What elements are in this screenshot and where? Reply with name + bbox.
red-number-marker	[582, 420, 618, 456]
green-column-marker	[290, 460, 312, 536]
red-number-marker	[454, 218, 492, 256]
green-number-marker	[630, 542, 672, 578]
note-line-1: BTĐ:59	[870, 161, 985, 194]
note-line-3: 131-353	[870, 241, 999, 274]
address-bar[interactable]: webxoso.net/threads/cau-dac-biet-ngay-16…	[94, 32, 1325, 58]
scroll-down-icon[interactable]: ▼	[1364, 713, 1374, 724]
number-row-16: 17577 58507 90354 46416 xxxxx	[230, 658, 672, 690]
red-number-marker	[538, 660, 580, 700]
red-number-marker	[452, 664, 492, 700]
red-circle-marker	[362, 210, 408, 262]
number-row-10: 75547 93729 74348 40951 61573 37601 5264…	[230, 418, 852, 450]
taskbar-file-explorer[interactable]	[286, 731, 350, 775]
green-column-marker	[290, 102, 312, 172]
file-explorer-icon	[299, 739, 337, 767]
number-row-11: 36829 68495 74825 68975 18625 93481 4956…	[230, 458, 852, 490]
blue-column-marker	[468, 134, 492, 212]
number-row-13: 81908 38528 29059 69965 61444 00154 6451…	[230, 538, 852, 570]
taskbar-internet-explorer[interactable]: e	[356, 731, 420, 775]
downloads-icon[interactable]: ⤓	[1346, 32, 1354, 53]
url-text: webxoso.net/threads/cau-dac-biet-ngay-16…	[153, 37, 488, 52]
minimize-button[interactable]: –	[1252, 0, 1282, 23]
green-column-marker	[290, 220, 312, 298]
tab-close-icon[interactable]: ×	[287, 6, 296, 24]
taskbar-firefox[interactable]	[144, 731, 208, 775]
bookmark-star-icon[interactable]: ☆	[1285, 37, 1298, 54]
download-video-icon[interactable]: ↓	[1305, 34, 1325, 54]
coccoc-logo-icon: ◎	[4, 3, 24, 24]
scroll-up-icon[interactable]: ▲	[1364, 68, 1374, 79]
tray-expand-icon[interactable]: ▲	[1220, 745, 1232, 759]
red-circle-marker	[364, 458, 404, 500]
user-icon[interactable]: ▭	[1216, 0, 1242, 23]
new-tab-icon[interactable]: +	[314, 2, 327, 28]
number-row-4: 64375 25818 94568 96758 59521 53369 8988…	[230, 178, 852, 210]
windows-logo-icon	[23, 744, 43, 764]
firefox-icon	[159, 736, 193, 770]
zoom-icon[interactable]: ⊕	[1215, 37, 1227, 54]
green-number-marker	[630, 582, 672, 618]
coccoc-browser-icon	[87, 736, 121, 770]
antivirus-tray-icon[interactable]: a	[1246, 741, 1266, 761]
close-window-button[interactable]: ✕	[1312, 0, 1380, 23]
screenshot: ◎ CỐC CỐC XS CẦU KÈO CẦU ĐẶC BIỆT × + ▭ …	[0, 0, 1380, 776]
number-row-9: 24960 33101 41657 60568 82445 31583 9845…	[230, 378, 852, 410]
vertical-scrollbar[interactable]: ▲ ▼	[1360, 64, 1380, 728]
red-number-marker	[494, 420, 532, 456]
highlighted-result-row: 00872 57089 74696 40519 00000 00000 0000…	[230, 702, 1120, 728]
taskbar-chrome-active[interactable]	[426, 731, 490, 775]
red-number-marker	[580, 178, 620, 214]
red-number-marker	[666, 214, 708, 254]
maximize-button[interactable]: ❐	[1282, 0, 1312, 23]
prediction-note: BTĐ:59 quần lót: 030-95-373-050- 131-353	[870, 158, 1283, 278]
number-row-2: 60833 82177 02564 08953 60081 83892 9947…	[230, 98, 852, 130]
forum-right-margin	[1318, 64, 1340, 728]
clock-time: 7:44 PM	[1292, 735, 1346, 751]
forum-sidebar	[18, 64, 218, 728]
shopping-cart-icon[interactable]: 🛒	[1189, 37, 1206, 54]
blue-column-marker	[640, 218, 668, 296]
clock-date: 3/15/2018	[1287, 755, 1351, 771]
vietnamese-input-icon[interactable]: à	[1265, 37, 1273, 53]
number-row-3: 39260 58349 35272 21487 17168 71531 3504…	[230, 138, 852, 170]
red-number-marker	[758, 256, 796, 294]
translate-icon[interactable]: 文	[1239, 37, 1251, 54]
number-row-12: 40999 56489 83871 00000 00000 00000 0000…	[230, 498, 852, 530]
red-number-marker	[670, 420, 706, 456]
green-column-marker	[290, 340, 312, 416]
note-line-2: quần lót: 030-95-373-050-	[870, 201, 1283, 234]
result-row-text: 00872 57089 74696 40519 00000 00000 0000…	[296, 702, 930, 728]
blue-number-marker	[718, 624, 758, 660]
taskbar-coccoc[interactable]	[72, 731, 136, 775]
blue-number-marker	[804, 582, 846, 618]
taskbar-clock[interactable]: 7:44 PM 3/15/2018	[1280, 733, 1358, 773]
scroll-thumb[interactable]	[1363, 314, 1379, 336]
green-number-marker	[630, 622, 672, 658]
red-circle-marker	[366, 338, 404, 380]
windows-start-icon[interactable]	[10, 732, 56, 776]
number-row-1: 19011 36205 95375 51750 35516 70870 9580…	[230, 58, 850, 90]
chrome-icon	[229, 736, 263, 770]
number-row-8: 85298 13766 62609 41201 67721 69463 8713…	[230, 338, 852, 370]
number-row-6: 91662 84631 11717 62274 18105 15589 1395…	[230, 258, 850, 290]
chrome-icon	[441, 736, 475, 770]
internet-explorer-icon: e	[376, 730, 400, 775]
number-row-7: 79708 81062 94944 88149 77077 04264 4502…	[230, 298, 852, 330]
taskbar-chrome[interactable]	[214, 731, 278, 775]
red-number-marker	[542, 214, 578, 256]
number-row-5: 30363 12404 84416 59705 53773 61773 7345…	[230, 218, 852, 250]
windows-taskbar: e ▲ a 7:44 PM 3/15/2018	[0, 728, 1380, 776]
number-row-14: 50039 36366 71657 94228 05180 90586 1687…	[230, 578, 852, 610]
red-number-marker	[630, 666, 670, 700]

◆ ◆ ◆ ◆ ◆ ◆ ◆

(Task requirements): Each line holding "internet" in the records should be copied out.

(Task result):
taskbar-internet-explorer[interactable]: e	[356, 731, 420, 775]
internet-explorer-icon: e	[376, 730, 400, 775]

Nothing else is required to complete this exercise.